Translate this sentence from the sermon on the seven seals into Spanish: "White is said to be the color of victory, so this rider and horse go out to bring peace to the world, but it is a peace through war, through conquest."

==== PASSAGE ====

The Lamb and the BeastPart 3: Revelation 6: The Seven Seals

Will Howell
March 24, 2019

The Lamb and the BeastPart 3: Revelation 6: The Seven Seals

The Lamb and the Beast

Part 3: Revelation 6: The Seven Seals

Rev. Will Howell

 

Part 1: A Dose of Reality

 

Last week we heard that John saw in his vision a scroll with seven seals and wept that no one could open the scroll.  But there was one, the Lion of Judah which is also the little Lamb, Arnion, who was able to open the scroll.  We believe the scroll is the word of God, but it is sealed with seven seals, representing the Holiest of things.  We pick up at the opening of these seals, which are not ordinary seals on paper, but unleash images and events that are highly figurative.  Today we look at those seven seals and what they tell us.  Remember that this apocalyptic literature is not about what happens at the end of life, which many choose to believe, but that it speaks to our current life, our current circumstances.

 

Maybe you’ve heard about the four horses of the Apocalypse, probably in Sci-Fi, or fantastical literature.  The common understanding is that these horses emerge from the seals and bring destruction on the earth, bringing great fear to human life, as signs of the evil that is to come in the end times.  But these horses are actually symbols of what has been going on in our world for a long time, and symbols of what we are currently facing in our present day.  These seals are opened by Arnion, the lamb, and the four living creatures from God’s throne who call out the contents.

 

The first seal is opened and out comes a white horse with a rider holding a bow and wearing a crown.  The bow itself is also a symbol of war and refers to the Parthians who were known for their archery skills in battle and who eventually defeated the Romans in AD 62.  White is said to be the color of victory, so this rider and horse go out to bring peace to the world, but it is a peace through war, through conquest.  This horse is to represent the just wars, those fought for the defense of the powerless or oppressed, wars fought in self-defense, and wars fought for the justice of the world.  We have seen these kinds of fights, when powerful countries defend others to help them conquer an unjust regime.  But, from our perspective today, many of these wars are not pure; they do not only come to the aid of others, or are completely defensive, but they promote a political agenda of those initiating the conflict.  How many good causes have we seen corrupted as the hero comes to save the underdog?  But nevertheless, this white horse emerges from the seal to bring peace by force, to rule as the favored, holy conqueror.

==== LISTED ENTRIES ====

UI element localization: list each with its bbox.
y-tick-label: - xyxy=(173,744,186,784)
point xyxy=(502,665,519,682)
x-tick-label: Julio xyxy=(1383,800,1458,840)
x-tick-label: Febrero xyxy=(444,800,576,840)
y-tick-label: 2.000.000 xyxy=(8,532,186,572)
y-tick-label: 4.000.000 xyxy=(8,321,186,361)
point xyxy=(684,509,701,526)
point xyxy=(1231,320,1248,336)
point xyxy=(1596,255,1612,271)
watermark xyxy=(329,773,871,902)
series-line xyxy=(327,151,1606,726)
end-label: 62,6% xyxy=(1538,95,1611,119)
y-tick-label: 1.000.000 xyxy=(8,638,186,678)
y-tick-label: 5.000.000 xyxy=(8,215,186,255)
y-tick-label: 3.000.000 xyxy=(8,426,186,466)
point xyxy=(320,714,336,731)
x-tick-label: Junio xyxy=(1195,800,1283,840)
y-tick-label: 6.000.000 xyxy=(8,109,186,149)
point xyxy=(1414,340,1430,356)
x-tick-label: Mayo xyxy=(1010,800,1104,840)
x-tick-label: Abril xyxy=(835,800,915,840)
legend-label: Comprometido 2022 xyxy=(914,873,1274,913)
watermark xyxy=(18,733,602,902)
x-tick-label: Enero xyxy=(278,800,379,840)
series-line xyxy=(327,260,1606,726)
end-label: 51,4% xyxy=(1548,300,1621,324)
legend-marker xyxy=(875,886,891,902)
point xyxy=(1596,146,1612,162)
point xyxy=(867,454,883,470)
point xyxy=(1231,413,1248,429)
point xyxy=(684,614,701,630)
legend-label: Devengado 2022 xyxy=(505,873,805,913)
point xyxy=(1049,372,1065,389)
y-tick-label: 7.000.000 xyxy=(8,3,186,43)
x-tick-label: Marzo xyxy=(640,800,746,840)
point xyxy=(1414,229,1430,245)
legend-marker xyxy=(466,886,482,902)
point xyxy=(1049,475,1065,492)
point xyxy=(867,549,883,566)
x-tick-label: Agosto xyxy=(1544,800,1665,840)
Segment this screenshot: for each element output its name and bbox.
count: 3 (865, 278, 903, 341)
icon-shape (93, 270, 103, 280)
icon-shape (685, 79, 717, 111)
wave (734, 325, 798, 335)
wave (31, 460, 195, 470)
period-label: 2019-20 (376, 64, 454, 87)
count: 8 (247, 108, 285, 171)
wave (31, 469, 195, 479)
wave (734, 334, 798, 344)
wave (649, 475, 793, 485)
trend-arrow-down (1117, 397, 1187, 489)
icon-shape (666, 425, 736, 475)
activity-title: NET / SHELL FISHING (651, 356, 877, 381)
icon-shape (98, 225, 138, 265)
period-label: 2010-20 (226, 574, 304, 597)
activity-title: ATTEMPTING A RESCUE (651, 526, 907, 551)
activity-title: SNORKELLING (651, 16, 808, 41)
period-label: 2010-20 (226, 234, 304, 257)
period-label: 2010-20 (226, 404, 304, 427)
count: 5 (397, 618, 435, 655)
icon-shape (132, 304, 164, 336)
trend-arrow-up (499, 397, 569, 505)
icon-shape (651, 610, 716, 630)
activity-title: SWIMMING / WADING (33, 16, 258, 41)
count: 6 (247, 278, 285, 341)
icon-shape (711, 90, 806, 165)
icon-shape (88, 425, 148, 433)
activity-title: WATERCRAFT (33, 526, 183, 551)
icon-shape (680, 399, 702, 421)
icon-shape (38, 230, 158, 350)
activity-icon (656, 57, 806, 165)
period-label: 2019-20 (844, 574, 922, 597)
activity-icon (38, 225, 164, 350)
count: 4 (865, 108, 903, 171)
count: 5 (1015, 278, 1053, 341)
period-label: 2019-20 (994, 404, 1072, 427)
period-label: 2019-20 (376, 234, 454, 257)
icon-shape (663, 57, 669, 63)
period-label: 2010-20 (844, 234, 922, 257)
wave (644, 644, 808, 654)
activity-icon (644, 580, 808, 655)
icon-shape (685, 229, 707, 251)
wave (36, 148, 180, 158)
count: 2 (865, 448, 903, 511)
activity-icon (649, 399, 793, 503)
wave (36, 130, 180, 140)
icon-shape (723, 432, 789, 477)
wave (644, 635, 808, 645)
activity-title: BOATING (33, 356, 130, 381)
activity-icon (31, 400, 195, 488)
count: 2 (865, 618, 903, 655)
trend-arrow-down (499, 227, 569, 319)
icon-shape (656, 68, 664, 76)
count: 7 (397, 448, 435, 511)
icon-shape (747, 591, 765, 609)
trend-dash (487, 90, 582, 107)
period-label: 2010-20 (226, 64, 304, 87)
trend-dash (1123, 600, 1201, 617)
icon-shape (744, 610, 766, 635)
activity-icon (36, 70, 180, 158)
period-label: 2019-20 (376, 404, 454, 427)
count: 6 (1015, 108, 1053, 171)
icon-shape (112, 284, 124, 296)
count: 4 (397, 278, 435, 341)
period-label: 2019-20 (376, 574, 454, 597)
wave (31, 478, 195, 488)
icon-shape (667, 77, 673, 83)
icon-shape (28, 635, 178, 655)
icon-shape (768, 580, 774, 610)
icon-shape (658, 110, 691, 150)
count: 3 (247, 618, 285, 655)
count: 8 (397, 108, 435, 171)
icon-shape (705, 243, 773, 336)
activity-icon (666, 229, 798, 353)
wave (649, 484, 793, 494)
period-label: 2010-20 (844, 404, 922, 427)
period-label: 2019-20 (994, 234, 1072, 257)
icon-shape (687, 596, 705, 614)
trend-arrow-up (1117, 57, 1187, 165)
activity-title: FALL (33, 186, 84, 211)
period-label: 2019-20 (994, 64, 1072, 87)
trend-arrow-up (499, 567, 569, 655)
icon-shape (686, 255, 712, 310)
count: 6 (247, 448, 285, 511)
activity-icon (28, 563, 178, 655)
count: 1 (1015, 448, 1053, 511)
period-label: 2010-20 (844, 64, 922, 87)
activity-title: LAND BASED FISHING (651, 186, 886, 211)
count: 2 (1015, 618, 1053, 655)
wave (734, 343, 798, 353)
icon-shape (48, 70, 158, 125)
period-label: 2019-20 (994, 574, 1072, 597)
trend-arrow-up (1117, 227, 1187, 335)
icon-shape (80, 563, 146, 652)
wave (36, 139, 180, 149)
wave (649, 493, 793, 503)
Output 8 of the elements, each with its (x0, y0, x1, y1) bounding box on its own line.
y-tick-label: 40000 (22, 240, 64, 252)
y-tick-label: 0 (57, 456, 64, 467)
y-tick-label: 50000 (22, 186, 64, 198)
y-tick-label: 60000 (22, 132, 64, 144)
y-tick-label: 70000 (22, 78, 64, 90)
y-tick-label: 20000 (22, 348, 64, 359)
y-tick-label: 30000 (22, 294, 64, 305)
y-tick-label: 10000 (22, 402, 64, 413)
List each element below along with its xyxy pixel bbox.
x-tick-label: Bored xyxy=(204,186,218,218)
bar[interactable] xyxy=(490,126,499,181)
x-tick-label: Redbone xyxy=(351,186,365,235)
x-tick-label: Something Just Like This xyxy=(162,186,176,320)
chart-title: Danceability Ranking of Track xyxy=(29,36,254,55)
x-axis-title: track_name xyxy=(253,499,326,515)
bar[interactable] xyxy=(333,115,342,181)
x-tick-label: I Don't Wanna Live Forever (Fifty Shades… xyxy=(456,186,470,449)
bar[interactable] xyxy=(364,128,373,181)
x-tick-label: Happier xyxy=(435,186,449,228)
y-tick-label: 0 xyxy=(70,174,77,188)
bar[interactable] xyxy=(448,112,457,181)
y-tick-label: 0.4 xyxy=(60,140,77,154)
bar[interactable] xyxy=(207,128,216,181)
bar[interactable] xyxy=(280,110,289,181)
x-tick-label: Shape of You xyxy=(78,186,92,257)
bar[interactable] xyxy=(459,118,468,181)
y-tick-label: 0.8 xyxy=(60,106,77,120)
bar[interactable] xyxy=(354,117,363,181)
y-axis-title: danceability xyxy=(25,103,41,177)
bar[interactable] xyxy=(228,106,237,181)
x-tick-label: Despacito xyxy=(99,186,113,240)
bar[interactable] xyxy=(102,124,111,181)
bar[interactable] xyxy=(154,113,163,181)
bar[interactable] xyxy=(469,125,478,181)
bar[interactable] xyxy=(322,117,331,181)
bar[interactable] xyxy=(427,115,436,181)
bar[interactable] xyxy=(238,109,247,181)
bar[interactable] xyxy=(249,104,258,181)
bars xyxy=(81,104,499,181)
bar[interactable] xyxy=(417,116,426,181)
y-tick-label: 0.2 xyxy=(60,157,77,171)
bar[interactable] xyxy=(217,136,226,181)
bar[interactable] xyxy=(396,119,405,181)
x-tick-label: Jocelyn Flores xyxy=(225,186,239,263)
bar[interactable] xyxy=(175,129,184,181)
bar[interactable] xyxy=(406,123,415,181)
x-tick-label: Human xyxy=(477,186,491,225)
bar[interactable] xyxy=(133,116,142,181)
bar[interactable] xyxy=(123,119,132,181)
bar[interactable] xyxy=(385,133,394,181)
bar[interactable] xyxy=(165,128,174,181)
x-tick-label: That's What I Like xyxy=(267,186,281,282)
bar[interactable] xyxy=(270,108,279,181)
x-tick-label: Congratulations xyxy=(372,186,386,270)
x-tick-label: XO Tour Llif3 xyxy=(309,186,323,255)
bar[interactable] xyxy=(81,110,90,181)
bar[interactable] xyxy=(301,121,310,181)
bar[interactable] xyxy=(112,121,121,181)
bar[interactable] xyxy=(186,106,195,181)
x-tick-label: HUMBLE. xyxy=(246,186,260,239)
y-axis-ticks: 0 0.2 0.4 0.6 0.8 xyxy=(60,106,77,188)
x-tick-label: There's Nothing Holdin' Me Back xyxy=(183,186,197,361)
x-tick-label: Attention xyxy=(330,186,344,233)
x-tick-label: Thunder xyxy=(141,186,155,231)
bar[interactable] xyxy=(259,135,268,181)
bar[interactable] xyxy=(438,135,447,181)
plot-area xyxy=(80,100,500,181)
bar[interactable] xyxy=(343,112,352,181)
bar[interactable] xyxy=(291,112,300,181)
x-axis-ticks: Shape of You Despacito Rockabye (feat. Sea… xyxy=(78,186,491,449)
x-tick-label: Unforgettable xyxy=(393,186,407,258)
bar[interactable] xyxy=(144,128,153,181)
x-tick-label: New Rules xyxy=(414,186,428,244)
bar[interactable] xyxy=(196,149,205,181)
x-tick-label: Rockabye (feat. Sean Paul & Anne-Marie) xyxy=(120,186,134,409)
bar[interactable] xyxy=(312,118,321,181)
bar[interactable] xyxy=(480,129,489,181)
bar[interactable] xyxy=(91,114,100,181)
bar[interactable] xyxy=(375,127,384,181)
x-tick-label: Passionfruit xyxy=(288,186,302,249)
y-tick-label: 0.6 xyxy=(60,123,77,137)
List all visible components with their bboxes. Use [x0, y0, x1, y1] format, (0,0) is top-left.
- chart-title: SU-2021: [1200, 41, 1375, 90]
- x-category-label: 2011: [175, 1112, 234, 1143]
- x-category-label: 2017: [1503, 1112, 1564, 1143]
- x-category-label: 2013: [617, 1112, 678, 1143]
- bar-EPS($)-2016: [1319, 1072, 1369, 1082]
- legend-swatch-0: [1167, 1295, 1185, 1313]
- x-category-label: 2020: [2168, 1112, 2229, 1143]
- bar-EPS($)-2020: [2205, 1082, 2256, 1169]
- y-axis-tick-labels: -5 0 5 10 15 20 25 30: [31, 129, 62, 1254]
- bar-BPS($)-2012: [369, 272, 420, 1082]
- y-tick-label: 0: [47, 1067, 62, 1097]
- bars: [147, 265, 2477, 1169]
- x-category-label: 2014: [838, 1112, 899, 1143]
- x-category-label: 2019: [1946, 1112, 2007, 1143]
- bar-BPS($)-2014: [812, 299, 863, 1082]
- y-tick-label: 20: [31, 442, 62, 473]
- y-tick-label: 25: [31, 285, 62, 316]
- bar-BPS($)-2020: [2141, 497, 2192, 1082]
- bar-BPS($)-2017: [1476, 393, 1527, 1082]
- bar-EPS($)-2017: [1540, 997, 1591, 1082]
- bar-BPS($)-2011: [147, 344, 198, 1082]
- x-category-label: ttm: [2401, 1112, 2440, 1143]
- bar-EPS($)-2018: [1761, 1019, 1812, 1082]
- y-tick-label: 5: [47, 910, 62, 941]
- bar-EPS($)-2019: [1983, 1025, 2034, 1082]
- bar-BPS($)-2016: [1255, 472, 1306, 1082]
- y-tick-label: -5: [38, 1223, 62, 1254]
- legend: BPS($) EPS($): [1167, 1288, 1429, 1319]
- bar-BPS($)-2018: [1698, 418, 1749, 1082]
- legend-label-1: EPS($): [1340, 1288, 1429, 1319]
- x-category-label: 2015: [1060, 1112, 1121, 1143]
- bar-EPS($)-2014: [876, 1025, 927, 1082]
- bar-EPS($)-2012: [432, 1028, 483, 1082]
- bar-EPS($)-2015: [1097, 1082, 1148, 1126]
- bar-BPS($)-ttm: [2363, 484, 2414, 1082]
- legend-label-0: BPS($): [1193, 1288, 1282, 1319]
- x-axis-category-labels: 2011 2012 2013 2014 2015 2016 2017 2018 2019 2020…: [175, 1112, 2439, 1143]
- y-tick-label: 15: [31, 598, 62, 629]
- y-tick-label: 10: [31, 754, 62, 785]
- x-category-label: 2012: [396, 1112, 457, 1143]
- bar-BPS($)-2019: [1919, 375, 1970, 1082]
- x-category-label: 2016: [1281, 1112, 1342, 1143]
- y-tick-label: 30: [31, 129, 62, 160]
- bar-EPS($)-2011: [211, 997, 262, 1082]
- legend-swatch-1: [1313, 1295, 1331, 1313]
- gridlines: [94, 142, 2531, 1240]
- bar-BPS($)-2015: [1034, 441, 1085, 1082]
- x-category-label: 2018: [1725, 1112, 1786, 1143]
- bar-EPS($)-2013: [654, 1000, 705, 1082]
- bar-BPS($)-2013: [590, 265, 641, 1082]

====

▸ RESULT OF THIS TASK
Se dice que el blanco es el color de la victoria, así que este jinete y este caballo salen a traer la paz al mundo, pero es una paz por medio de la guerra, por medio de la conquista.